▶ [THE PROBLEM]: Look over the lines below. Report each one that includes the string "title".

═══

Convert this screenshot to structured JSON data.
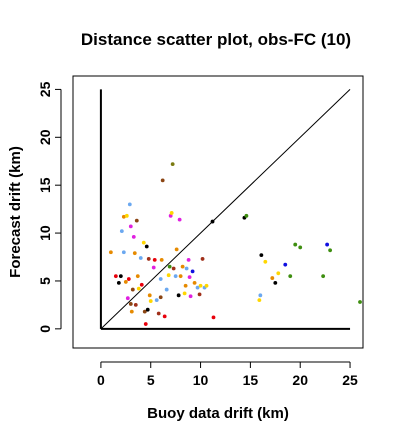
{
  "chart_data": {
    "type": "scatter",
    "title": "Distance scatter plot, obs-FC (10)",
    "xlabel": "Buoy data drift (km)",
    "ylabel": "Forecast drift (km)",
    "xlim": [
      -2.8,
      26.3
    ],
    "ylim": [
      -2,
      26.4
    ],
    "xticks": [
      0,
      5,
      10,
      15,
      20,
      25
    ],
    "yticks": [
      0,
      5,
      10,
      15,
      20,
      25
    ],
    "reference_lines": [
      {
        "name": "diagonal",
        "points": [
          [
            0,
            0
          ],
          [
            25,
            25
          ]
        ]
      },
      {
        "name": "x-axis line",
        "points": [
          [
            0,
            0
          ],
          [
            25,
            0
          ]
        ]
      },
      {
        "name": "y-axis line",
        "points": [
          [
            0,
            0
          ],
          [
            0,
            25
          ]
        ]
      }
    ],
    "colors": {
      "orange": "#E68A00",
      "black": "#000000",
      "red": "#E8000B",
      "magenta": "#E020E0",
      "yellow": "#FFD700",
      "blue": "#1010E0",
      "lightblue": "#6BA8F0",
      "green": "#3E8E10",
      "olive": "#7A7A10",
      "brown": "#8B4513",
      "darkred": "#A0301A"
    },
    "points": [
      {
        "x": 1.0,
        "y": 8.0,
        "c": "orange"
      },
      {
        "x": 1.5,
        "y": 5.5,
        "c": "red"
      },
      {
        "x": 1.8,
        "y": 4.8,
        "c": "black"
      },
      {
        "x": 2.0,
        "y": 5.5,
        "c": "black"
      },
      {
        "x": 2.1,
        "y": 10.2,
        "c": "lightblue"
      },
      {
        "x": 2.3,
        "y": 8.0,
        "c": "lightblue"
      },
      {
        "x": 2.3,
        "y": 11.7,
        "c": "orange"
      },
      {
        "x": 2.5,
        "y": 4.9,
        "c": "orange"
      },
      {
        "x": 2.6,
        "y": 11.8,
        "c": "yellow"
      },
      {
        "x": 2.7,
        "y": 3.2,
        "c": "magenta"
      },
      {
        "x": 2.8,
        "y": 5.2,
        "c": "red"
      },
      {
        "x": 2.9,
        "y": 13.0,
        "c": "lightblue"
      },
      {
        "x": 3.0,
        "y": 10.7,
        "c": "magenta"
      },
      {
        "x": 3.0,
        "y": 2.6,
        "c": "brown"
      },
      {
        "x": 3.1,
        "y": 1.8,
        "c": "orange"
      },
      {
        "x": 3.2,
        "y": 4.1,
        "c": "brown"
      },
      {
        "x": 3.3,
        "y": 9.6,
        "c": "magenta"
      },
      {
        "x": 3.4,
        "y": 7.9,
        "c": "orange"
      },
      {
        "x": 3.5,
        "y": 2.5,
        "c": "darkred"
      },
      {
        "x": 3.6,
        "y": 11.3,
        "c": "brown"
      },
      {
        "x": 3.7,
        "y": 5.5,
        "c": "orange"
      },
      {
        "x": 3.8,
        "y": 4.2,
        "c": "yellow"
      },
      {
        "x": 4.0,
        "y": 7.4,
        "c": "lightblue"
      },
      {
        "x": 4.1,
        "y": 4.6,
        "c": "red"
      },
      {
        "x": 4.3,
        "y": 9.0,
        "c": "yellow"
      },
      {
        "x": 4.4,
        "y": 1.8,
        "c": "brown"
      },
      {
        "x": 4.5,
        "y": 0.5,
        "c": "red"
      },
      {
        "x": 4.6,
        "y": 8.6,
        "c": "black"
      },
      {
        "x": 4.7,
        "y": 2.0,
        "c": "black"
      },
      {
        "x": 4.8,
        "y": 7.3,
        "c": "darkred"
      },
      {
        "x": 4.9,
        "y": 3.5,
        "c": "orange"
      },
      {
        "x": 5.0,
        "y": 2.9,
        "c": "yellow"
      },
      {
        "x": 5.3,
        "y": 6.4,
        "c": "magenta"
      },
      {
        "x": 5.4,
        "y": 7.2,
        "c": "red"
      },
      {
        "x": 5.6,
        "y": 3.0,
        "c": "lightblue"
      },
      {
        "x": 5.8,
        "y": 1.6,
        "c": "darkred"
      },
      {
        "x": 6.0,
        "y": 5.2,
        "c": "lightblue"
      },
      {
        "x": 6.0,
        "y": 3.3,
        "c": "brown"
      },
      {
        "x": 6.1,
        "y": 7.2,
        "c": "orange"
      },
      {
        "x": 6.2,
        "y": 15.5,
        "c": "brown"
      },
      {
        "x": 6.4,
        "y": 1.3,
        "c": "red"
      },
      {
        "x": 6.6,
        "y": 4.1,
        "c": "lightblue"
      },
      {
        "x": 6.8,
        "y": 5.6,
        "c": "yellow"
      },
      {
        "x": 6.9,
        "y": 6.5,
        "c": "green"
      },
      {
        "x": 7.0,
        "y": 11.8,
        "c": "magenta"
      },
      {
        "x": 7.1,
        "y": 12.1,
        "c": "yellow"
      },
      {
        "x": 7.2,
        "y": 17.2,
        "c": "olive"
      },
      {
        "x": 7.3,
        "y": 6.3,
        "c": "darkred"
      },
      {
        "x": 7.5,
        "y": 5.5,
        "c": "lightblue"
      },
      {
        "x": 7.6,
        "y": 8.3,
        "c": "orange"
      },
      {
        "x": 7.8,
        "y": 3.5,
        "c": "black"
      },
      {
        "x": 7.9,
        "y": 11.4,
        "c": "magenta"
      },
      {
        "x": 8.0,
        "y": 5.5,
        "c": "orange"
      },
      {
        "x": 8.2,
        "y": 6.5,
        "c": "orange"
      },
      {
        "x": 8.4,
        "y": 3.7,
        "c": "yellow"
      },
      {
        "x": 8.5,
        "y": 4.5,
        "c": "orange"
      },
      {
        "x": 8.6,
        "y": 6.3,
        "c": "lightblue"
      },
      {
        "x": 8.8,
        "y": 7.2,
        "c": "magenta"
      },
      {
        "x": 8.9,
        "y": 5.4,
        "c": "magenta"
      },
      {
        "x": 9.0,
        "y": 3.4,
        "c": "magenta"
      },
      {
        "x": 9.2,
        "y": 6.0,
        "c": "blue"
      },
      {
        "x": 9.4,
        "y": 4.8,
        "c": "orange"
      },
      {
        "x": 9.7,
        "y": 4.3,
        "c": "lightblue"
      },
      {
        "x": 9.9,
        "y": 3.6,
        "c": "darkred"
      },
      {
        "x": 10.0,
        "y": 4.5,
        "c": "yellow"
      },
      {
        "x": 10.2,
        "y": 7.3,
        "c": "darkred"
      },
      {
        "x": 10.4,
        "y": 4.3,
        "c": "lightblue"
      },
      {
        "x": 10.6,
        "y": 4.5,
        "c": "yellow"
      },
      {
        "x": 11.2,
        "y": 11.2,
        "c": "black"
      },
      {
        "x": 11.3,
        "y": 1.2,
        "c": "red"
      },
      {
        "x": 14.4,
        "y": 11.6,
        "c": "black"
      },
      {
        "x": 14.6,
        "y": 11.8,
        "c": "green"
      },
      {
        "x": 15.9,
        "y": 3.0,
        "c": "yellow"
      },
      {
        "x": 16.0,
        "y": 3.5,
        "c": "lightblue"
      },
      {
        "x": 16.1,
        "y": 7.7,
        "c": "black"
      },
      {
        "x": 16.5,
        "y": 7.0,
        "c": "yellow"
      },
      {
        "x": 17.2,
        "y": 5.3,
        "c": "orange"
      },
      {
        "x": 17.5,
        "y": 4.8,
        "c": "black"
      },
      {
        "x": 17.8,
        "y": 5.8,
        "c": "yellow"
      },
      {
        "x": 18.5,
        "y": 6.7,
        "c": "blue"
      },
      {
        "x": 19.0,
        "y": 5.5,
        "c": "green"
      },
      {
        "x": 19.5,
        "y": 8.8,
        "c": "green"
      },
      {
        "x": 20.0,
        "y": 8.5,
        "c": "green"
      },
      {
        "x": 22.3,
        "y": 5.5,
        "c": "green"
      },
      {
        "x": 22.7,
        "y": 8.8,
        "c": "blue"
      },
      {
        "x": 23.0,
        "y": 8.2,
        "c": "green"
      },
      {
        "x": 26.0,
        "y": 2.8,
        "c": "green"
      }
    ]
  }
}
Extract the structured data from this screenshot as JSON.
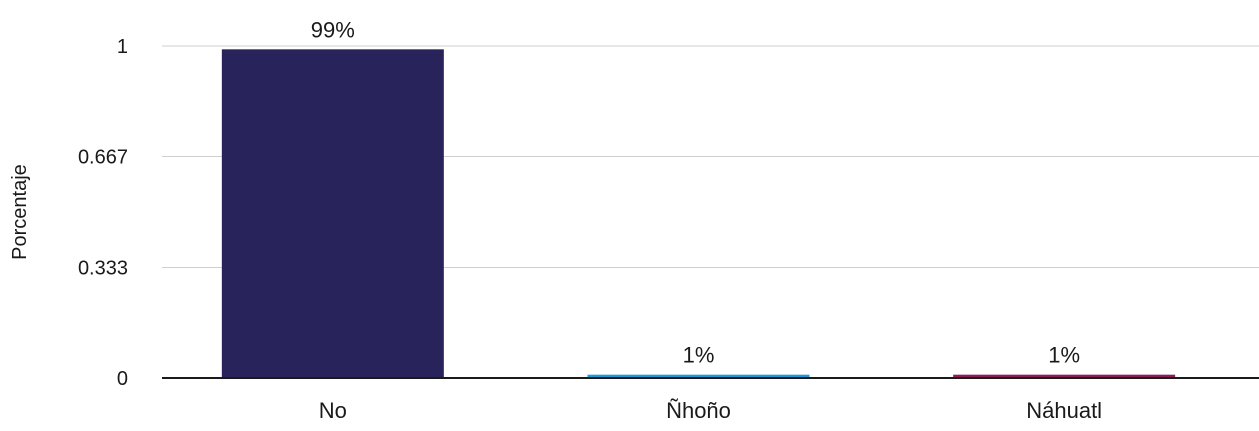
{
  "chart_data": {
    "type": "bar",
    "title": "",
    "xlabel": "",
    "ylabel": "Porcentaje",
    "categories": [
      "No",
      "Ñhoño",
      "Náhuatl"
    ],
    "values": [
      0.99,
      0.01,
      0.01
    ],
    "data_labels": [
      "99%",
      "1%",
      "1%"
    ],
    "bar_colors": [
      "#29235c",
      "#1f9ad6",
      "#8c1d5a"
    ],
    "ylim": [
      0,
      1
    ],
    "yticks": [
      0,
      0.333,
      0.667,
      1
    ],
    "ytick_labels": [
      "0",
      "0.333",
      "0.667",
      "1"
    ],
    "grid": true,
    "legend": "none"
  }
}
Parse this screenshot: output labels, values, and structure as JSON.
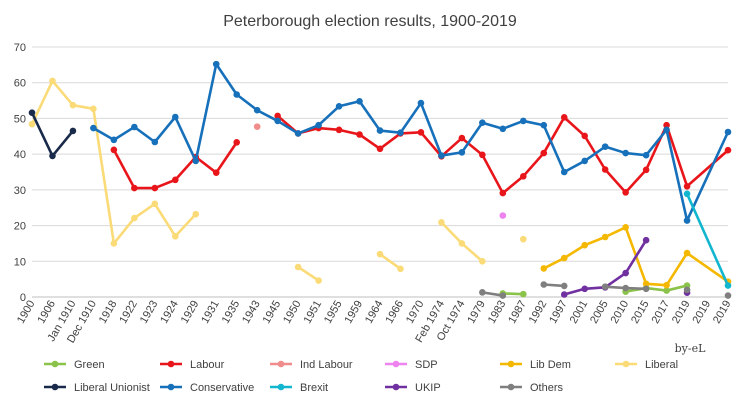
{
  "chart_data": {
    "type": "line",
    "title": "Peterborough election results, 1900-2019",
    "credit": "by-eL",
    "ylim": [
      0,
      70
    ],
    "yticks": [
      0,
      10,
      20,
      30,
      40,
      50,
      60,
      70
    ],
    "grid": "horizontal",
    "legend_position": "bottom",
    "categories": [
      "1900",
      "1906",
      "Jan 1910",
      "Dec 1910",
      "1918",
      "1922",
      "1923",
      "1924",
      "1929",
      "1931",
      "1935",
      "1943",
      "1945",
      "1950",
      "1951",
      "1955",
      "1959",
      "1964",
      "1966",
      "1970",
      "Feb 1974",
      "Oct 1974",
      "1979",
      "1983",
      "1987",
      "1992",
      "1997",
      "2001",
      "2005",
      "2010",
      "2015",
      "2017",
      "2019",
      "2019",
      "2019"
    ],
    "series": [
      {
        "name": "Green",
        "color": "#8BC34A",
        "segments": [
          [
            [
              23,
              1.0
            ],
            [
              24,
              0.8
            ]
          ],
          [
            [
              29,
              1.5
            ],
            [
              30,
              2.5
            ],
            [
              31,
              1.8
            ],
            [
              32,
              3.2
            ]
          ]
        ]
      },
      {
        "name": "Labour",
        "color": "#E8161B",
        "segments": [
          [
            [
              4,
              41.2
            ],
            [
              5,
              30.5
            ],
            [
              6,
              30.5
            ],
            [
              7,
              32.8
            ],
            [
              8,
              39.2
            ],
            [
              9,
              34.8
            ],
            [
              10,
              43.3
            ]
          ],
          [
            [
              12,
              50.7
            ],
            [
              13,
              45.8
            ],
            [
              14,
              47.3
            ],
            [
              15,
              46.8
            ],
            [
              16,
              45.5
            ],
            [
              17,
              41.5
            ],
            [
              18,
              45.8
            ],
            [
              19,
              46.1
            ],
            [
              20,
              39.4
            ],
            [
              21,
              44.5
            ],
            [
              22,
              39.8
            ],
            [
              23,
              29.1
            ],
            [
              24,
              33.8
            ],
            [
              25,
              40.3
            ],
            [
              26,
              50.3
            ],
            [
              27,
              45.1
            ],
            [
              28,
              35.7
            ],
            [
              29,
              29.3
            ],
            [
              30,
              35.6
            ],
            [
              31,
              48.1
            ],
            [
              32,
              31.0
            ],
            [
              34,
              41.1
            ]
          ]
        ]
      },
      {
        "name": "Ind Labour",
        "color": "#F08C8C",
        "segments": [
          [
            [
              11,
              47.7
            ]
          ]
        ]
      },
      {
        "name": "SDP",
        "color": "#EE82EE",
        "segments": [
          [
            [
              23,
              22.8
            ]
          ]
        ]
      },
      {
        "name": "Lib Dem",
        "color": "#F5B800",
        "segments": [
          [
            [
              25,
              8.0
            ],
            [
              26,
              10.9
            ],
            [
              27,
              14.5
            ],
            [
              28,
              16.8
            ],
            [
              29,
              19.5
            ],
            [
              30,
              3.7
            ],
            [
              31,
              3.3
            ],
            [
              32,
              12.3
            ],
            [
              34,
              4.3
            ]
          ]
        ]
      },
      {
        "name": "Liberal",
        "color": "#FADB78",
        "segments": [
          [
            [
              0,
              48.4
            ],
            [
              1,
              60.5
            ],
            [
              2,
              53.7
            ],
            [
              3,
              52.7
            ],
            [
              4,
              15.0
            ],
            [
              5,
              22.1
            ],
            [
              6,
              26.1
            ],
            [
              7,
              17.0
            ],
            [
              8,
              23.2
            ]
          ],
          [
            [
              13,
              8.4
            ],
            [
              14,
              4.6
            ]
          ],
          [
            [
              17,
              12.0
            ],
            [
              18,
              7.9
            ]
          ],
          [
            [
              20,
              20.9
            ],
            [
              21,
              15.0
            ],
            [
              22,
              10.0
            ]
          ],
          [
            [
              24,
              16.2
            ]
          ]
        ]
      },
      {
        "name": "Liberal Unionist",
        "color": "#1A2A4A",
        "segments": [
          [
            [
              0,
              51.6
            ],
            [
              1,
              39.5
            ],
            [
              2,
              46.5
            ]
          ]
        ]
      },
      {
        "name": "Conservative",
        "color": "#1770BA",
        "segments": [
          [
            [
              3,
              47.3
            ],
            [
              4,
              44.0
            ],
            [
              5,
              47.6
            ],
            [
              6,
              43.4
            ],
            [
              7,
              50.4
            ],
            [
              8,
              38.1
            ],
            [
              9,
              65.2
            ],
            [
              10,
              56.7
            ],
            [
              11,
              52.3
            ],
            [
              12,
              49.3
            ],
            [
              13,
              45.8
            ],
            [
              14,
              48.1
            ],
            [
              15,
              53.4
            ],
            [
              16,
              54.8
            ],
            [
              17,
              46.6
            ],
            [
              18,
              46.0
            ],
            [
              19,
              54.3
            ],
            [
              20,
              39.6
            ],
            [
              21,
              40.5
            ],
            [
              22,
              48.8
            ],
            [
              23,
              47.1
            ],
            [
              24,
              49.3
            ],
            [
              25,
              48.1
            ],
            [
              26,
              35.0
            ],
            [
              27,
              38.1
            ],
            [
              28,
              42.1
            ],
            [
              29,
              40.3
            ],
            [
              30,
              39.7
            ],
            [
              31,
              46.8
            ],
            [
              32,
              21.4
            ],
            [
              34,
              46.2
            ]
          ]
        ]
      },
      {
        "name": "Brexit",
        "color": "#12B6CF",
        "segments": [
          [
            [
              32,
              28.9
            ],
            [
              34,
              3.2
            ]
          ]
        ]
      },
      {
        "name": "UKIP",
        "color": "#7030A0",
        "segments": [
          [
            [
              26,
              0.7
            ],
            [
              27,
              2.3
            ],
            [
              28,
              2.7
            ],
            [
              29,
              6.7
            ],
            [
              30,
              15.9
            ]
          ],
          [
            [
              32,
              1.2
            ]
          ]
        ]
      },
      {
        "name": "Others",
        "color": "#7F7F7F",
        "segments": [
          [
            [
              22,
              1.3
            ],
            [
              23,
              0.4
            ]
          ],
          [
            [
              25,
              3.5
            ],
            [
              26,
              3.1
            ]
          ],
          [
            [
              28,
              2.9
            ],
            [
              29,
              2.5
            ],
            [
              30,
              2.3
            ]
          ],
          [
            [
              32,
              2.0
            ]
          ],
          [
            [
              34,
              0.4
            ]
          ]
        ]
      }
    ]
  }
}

═══

▶ [EXPECTED OUTPUT]:
    "title": "Distance scatter plot, obs-FC (10)",
    "title": "",
    "title": "Peterborough election results, 1900-2019",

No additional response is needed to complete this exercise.